▸ **WORK INSTRUCTIONS**
Take each line containing the word "Inmate" and copy it.

▸ **DATA SUPPLIED**
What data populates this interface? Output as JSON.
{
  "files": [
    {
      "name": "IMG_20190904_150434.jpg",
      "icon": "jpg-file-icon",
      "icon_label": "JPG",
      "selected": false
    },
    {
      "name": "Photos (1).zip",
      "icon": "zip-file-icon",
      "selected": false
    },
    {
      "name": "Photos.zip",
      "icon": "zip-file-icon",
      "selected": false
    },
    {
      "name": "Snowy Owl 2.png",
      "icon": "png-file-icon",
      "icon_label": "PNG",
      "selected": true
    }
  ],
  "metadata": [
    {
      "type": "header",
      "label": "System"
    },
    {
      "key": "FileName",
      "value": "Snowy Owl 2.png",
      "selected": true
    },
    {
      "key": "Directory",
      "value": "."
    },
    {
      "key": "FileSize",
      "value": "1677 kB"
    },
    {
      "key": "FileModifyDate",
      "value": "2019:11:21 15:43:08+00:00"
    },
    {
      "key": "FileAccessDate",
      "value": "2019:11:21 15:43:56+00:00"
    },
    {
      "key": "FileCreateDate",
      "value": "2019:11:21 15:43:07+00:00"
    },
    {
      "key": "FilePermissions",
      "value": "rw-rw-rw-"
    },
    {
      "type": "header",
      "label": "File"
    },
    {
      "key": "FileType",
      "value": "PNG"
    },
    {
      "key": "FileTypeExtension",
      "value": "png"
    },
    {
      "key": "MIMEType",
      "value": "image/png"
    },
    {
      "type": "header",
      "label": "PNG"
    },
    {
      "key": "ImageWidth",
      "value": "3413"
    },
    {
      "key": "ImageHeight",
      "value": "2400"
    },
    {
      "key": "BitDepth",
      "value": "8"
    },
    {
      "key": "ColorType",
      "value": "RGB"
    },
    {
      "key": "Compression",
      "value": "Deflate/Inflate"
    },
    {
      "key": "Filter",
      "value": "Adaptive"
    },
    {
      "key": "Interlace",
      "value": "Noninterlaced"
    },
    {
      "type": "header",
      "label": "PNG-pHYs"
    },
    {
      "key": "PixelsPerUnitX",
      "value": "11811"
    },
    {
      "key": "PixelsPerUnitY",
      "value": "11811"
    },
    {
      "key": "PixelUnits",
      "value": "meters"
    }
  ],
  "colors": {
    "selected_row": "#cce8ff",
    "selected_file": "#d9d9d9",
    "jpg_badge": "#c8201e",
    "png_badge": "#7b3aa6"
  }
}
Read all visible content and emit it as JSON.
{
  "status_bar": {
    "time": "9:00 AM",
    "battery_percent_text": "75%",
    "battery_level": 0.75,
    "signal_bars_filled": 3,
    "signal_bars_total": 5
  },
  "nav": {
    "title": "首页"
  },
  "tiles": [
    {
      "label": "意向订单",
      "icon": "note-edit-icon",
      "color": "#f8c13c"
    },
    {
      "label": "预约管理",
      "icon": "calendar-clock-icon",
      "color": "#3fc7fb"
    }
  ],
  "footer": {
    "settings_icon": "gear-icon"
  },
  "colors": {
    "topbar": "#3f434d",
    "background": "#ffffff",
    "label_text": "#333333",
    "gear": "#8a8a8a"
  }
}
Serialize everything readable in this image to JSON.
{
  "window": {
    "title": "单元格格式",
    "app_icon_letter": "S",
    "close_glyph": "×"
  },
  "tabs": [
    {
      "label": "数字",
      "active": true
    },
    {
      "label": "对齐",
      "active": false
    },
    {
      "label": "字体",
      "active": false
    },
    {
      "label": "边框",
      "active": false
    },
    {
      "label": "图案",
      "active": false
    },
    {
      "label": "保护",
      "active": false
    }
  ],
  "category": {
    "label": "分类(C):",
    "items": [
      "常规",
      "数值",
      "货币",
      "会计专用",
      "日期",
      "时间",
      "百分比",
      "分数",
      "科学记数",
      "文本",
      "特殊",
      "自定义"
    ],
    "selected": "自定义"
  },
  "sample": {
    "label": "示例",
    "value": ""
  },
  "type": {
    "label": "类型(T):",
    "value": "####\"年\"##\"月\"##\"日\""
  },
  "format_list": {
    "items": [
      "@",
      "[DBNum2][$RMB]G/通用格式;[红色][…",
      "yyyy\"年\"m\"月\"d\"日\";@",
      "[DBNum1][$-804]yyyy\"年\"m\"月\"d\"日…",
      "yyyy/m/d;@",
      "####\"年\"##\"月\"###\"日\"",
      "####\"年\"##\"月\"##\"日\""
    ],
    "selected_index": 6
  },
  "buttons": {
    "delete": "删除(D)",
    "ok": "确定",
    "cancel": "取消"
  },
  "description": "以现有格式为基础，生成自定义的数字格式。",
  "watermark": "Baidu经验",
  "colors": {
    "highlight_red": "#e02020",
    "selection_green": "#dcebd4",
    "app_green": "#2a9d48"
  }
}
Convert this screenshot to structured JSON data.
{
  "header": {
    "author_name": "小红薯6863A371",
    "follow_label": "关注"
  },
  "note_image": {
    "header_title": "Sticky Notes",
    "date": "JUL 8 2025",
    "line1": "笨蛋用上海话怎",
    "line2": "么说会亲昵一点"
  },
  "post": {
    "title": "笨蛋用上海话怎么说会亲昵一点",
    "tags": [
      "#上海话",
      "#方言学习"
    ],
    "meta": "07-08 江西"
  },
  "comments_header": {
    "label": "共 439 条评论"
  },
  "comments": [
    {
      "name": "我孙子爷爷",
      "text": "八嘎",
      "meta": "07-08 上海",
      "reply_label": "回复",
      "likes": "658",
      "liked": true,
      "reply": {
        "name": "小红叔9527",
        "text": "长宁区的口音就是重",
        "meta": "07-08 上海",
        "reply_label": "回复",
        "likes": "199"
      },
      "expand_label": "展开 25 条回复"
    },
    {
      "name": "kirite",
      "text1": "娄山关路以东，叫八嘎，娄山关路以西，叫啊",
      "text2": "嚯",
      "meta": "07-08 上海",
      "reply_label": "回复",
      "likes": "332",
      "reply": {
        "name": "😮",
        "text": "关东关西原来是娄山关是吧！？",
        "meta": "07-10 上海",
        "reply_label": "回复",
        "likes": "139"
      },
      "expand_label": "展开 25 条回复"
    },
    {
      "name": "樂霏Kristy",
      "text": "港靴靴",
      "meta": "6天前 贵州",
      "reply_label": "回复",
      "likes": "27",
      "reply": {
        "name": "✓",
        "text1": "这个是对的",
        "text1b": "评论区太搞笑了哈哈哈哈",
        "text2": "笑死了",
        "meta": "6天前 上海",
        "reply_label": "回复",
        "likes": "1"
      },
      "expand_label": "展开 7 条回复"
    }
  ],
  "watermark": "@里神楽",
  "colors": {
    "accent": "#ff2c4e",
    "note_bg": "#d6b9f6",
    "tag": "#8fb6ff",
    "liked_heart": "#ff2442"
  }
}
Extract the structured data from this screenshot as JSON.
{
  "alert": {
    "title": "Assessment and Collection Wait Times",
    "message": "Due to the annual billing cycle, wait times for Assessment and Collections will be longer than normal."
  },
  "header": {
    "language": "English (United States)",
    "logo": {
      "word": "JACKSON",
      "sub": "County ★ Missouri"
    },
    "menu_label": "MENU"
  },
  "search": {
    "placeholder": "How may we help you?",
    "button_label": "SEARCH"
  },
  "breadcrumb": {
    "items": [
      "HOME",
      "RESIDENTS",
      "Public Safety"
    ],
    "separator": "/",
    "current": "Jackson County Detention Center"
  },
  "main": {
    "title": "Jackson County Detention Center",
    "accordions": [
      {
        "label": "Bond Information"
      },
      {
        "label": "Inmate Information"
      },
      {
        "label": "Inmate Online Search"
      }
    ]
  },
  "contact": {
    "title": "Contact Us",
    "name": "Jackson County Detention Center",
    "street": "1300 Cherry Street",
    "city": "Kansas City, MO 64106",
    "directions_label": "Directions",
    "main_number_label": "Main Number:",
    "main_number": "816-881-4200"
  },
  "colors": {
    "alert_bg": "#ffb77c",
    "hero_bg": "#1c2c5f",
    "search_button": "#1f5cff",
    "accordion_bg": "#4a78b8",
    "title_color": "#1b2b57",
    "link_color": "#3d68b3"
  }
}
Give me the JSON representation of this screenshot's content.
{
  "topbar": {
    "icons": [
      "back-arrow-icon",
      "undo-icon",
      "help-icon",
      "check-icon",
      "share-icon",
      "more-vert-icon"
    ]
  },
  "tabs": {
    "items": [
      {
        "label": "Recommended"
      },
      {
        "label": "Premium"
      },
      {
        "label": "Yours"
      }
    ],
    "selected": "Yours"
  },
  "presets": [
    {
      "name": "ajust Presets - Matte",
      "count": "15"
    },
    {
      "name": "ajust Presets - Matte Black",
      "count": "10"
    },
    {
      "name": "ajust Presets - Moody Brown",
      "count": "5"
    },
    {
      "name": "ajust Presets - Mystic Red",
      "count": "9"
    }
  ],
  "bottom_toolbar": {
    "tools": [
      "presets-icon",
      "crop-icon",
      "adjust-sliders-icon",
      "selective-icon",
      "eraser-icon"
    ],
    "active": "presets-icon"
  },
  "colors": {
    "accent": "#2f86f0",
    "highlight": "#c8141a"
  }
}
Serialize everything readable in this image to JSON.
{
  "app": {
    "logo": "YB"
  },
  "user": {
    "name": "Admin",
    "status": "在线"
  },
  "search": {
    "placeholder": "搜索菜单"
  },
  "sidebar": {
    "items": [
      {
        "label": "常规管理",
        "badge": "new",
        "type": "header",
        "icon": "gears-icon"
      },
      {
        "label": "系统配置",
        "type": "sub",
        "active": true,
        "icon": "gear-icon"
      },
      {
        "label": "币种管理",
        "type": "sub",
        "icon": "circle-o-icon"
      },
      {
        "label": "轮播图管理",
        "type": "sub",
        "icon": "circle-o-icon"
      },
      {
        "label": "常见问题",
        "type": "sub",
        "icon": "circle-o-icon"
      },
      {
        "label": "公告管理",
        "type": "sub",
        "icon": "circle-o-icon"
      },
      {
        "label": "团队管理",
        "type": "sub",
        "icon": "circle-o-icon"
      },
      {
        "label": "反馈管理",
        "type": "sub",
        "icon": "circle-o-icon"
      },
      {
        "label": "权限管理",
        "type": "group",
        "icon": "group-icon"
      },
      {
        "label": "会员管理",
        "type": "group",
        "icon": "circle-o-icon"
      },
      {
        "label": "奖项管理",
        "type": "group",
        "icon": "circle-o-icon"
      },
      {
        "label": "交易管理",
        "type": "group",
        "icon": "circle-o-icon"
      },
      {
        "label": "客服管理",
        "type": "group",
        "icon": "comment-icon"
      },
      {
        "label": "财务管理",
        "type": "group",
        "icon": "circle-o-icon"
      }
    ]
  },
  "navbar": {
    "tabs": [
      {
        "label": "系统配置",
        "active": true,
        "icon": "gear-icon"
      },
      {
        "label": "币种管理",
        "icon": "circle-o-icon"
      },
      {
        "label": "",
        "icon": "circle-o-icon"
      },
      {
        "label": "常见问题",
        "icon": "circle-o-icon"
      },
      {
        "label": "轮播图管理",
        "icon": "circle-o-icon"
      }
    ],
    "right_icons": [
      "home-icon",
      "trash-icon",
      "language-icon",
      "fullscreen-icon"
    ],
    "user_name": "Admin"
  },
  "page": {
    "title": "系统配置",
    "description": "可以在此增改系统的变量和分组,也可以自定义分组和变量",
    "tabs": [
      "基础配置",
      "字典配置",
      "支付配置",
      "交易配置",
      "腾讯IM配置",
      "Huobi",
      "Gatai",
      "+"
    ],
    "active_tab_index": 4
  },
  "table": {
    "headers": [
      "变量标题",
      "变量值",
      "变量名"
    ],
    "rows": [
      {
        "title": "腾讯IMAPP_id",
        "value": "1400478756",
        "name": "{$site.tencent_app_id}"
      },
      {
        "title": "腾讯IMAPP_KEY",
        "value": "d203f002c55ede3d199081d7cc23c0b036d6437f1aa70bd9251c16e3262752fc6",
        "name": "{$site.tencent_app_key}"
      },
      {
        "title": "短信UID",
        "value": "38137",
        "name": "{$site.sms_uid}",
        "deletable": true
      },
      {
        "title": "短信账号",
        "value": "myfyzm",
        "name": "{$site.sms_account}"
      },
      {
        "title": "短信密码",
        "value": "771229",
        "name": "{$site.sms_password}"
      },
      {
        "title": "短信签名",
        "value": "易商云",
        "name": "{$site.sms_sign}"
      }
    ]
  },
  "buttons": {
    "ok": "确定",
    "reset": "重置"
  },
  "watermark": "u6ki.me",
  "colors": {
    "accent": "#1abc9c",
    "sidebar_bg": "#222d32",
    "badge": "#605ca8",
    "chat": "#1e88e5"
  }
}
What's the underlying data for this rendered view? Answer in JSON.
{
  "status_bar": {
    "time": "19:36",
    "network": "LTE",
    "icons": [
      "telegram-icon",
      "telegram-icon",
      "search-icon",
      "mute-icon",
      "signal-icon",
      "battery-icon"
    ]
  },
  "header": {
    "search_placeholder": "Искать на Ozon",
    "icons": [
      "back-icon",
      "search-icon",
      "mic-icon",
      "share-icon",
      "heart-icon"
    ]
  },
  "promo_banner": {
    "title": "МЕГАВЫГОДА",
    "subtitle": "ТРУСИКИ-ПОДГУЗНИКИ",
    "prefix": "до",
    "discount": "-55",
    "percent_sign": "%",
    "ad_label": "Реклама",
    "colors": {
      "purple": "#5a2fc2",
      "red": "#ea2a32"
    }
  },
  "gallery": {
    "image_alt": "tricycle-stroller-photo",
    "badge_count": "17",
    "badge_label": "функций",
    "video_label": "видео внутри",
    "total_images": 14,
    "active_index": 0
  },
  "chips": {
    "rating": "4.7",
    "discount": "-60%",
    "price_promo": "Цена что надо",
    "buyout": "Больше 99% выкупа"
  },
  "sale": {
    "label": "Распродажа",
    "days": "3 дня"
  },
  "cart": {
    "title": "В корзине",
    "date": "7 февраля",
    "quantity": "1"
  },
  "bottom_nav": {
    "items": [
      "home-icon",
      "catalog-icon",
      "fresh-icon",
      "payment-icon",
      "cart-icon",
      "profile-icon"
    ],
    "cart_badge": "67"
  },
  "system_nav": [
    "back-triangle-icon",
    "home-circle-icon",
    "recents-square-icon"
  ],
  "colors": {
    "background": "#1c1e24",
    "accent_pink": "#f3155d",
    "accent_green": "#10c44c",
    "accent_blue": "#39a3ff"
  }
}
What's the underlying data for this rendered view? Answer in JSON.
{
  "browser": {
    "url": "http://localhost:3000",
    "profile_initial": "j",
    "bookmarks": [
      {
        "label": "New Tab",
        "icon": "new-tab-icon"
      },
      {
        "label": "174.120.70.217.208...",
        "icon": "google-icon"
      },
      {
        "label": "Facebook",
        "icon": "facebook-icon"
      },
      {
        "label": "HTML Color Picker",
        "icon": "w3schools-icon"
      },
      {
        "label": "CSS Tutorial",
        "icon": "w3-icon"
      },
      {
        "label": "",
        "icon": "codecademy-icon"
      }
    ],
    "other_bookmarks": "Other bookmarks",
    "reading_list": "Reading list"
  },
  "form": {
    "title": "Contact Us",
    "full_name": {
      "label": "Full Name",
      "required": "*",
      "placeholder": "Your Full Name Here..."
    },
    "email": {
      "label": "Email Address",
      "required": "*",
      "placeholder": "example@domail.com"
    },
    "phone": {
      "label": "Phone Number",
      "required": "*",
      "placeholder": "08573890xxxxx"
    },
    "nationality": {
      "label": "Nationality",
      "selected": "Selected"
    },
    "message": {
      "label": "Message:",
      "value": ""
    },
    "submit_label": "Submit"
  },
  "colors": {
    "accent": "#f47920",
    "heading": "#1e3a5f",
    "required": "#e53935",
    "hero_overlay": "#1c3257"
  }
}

▸ **OUTPUT OF THE TASK**
        "label": "Inmate Information"
        "label": "Inmate Online Search"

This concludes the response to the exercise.